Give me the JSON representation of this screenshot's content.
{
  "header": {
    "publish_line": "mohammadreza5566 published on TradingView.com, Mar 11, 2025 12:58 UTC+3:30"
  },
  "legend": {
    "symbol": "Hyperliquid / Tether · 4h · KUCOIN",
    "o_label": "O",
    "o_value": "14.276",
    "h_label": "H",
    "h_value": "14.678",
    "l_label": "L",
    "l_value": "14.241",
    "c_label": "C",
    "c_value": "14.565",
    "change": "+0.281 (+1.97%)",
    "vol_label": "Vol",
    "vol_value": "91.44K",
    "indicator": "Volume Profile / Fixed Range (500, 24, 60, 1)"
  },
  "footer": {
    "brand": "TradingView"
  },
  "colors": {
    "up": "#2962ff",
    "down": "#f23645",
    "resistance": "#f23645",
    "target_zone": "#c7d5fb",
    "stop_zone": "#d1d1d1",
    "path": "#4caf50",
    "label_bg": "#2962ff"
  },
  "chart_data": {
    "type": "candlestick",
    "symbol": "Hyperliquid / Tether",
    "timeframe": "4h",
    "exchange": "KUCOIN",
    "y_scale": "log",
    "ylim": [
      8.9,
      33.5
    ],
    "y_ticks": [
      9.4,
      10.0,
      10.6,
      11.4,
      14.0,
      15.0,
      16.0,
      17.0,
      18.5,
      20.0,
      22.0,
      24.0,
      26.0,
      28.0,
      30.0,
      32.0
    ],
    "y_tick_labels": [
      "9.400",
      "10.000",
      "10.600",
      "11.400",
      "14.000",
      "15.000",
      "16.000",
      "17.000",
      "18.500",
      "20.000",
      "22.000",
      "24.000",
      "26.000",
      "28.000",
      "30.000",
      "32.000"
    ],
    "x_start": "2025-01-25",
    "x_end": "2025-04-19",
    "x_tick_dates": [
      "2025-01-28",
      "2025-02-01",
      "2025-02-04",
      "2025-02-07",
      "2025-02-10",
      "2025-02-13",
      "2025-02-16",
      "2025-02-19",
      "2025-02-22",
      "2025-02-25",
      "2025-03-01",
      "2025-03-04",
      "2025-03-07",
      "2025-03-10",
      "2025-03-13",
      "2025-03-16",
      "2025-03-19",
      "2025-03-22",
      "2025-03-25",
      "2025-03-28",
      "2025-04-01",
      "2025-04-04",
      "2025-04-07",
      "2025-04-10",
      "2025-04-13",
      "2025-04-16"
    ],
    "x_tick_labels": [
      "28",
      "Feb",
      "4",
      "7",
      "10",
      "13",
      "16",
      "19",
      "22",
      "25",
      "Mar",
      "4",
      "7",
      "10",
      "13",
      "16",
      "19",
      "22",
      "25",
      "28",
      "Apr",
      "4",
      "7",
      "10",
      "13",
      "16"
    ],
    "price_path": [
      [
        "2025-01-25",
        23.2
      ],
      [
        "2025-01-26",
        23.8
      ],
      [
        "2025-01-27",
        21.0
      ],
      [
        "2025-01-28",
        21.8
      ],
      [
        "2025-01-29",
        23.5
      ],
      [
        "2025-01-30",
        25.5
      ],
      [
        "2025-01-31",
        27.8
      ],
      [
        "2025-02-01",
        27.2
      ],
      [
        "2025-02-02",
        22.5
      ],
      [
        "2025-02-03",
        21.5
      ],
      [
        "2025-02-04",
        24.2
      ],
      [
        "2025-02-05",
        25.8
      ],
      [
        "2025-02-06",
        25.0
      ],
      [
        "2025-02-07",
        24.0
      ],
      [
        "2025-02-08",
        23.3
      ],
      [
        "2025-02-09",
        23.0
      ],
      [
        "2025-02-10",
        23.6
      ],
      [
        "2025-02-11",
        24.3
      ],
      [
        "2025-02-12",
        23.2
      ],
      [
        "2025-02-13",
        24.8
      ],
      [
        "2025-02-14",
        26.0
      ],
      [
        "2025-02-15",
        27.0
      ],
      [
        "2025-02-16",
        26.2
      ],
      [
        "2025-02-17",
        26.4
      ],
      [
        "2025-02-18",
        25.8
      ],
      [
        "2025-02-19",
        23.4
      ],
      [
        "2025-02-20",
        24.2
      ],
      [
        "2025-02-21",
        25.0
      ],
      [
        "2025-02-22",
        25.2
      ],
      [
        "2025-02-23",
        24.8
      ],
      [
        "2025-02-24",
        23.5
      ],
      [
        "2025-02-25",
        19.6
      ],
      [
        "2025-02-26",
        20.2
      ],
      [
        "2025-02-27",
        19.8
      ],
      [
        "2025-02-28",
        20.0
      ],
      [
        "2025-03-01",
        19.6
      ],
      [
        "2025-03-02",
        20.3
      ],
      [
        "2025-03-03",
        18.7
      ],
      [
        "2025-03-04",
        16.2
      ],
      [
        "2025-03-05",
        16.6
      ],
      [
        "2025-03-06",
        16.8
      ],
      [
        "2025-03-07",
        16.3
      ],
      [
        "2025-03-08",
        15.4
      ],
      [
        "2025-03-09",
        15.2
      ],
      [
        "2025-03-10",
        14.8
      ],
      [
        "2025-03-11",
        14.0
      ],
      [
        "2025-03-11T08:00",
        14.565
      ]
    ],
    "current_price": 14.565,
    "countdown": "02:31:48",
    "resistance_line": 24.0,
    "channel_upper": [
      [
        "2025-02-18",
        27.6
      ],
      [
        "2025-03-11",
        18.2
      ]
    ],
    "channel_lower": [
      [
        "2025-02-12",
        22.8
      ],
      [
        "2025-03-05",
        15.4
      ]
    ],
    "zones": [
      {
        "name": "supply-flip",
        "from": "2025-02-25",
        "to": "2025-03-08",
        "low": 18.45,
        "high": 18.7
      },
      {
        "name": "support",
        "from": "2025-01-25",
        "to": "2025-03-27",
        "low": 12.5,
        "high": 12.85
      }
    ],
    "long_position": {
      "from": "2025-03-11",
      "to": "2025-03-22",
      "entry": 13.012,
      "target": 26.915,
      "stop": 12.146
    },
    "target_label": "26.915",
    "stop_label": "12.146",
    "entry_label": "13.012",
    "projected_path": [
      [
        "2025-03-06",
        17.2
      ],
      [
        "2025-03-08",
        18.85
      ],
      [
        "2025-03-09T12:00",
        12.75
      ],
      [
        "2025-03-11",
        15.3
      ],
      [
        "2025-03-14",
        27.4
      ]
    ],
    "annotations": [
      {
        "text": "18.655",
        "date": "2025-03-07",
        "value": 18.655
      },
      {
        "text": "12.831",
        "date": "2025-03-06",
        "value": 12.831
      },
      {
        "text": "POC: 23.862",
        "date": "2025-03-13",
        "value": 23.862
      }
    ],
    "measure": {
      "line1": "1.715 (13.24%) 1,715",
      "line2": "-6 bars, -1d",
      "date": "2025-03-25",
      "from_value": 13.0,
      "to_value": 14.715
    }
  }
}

● ● ● ●

• Short task:
Retype the material in full. Each word must match.

• Problem solution:
Give me the JSON representation of this screenshot's content.
{
  "header": {
    "publish_line": "mohammadreza5566 published on TradingView.com, Mar 11, 2025 12:58 UTC+3:30"
  },
  "legend": {
    "symbol": "Hyperliquid / Tether · 4h · KUCOIN",
    "o_label": "O",
    "o_value": "14.276",
    "h_label": "H",
    "h_value": "14.678",
    "l_label": "L",
    "l_value": "14.241",
    "c_label": "C",
    "c_value": "14.565",
    "change": "+0.281 (+1.97%)",
    "vol_label": "Vol",
    "vol_value": "91.44K",
    "indicator": "Volume Profile / Fixed Range (500, 24, 60, 1)"
  },
  "footer": {
    "brand": "TradingView"
  },
  "colors": {
    "up": "#2962ff",
    "down": "#f23645",
    "resistance": "#f23645",
    "target_zone": "#c7d5fb",
    "stop_zone": "#d1d1d1",
    "path": "#4caf50",
    "label_bg": "#2962ff"
  },
  "chart_data": {
    "type": "candlestick",
    "symbol": "Hyperliquid / Tether",
    "timeframe": "4h",
    "exchange": "KUCOIN",
    "y_scale": "log",
    "ylim": [
      8.9,
      33.5
    ],
    "y_ticks": [
      9.4,
      10.0,
      10.6,
      11.4,
      14.0,
      15.0,
      16.0,
      17.0,
      18.5,
      20.0,
      22.0,
      24.0,
      26.0,
      28.0,
      30.0,
      32.0
    ],
    "y_tick_labels": [
      "9.400",
      "10.000",
      "10.600",
      "11.400",
      "14.000",
      "15.000",
      "16.000",
      "17.000",
      "18.500",
      "20.000",
      "22.000",
      "24.000",
      "26.000",
      "28.000",
      "30.000",
      "32.000"
    ],
    "x_start": "2025-01-25",
    "x_end": "2025-04-19",
    "x_tick_dates": [
      "2025-01-28",
      "2025-02-01",
      "2025-02-04",
      "2025-02-07",
      "2025-02-10",
      "2025-02-13",
      "2025-02-16",
      "2025-02-19",
      "2025-02-22",
      "2025-02-25",
      "2025-03-01",
      "2025-03-04",
      "2025-03-07",
      "2025-03-10",
      "2025-03-13",
      "2025-03-16",
      "2025-03-19",
      "2025-03-22",
      "2025-03-25",
      "2025-03-28",
      "2025-04-01",
      "2025-04-04",
      "2025-04-07",
      "2025-04-10",
      "2025-04-13",
      "2025-04-16"
    ],
    "x_tick_labels": [
      "28",
      "Feb",
      "4",
      "7",
      "10",
      "13",
      "16",
      "19",
      "22",
      "25",
      "Mar",
      "4",
      "7",
      "10",
      "13",
      "16",
      "19",
      "22",
      "25",
      "28",
      "Apr",
      "4",
      "7",
      "10",
      "13",
      "16"
    ],
    "price_path": [
      [
        "2025-01-25",
        23.2
      ],
      [
        "2025-01-26",
        23.8
      ],
      [
        "2025-01-27",
        21.0
      ],
      [
        "2025-01-28",
        21.8
      ],
      [
        "2025-01-29",
        23.5
      ],
      [
        "2025-01-30",
        25.5
      ],
      [
        "2025-01-31",
        27.8
      ],
      [
        "2025-02-01",
        27.2
      ],
      [
        "2025-02-02",
        22.5
      ],
      [
        "2025-02-03",
        21.5
      ],
      [
        "2025-02-04",
        24.2
      ],
      [
        "2025-02-05",
        25.8
      ],
      [
        "2025-02-06",
        25.0
      ],
      [
        "2025-02-07",
        24.0
      ],
      [
        "2025-02-08",
        23.3
      ],
      [
        "2025-02-09",
        23.0
      ],
      [
        "2025-02-10",
        23.6
      ],
      [
        "2025-02-11",
        24.3
      ],
      [
        "2025-02-12",
        23.2
      ],
      [
        "2025-02-13",
        24.8
      ],
      [
        "2025-02-14",
        26.0
      ],
      [
        "2025-02-15",
        27.0
      ],
      [
        "2025-02-16",
        26.2
      ],
      [
        "2025-02-17",
        26.4
      ],
      [
        "2025-02-18",
        25.8
      ],
      [
        "2025-02-19",
        23.4
      ],
      [
        "2025-02-20",
        24.2
      ],
      [
        "2025-02-21",
        25.0
      ],
      [
        "2025-02-22",
        25.2
      ],
      [
        "2025-02-23",
        24.8
      ],
      [
        "2025-02-24",
        23.5
      ],
      [
        "2025-02-25",
        19.6
      ],
      [
        "2025-02-26",
        20.2
      ],
      [
        "2025-02-27",
        19.8
      ],
      [
        "2025-02-28",
        20.0
      ],
      [
        "2025-03-01",
        19.6
      ],
      [
        "2025-03-02",
        20.3
      ],
      [
        "2025-03-03",
        18.7
      ],
      [
        "2025-03-04",
        16.2
      ],
      [
        "2025-03-05",
        16.6
      ],
      [
        "2025-03-06",
        16.8
      ],
      [
        "2025-03-07",
        16.3
      ],
      [
        "2025-03-08",
        15.4
      ],
      [
        "2025-03-09",
        15.2
      ],
      [
        "2025-03-10",
        14.8
      ],
      [
        "2025-03-11",
        14.0
      ],
      [
        "2025-03-11T08:00",
        14.565
      ]
    ],
    "current_price": 14.565,
    "countdown": "02:31:48",
    "resistance_line": 24.0,
    "channel_upper": [
      [
        "2025-02-18",
        27.6
      ],
      [
        "2025-03-11",
        18.2
      ]
    ],
    "channel_lower": [
      [
        "2025-02-12",
        22.8
      ],
      [
        "2025-03-05",
        15.4
      ]
    ],
    "zones": [
      {
        "name": "supply-flip",
        "from": "2025-02-25",
        "to": "2025-03-08",
        "low": 18.45,
        "high": 18.7
      },
      {
        "name": "support",
        "from": "2025-01-25",
        "to": "2025-03-27",
        "low": 12.5,
        "high": 12.85
      }
    ],
    "long_position": {
      "from": "2025-03-11",
      "to": "2025-03-22",
      "entry": 13.012,
      "target": 26.915,
      "stop": 12.146
    },
    "target_label": "26.915",
    "stop_label": "12.146",
    "entry_label": "13.012",
    "projected_path": [
      [
        "2025-03-06",
        17.2
      ],
      [
        "2025-03-08",
        18.85
      ],
      [
        "2025-03-09T12:00",
        12.75
      ],
      [
        "2025-03-11",
        15.3
      ],
      [
        "2025-03-14",
        27.4
      ]
    ],
    "annotations": [
      {
        "text": "18.655",
        "date": "2025-03-07",
        "value": 18.655
      },
      {
        "text": "12.831",
        "date": "2025-03-06",
        "value": 12.831
      },
      {
        "text": "POC: 23.862",
        "date": "2025-03-13",
        "value": 23.862
      }
    ],
    "measure": {
      "line1": "1.715 (13.24%) 1,715",
      "line2": "-6 bars, -1d",
      "date": "2025-03-25",
      "from_value": 13.0,
      "to_value": 14.715
    }
  }
}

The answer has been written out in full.